* **Problem description**
Look at the entries below and reproduce them exactly.

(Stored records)
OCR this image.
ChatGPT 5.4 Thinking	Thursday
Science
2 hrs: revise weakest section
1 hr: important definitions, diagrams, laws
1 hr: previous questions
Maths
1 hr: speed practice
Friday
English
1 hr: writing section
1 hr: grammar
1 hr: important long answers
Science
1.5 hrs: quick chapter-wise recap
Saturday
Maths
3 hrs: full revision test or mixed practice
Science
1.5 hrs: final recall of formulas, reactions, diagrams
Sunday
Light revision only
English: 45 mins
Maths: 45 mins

* **Response to this task**
OCR this image.
ChatGPT 5.4 Thinking	Thursday
Science
2 hrs: revise weakest section
1 hr: important definitions, diagrams, laws
1 hr: previous questions
Maths
1 hr: speed practice
Friday
English
1 hr: writing section
1 hr: grammar
1 hr: important long answers
Science
1.5 hrs: quick chapter-wise recap
Saturday
Maths
3 hrs: full revision test or mixed practice
Science
1.5 hrs: final recall of formulas, reactions, diagrams
Sunday
Light revision only
English: 45 mins
Maths: 45 mins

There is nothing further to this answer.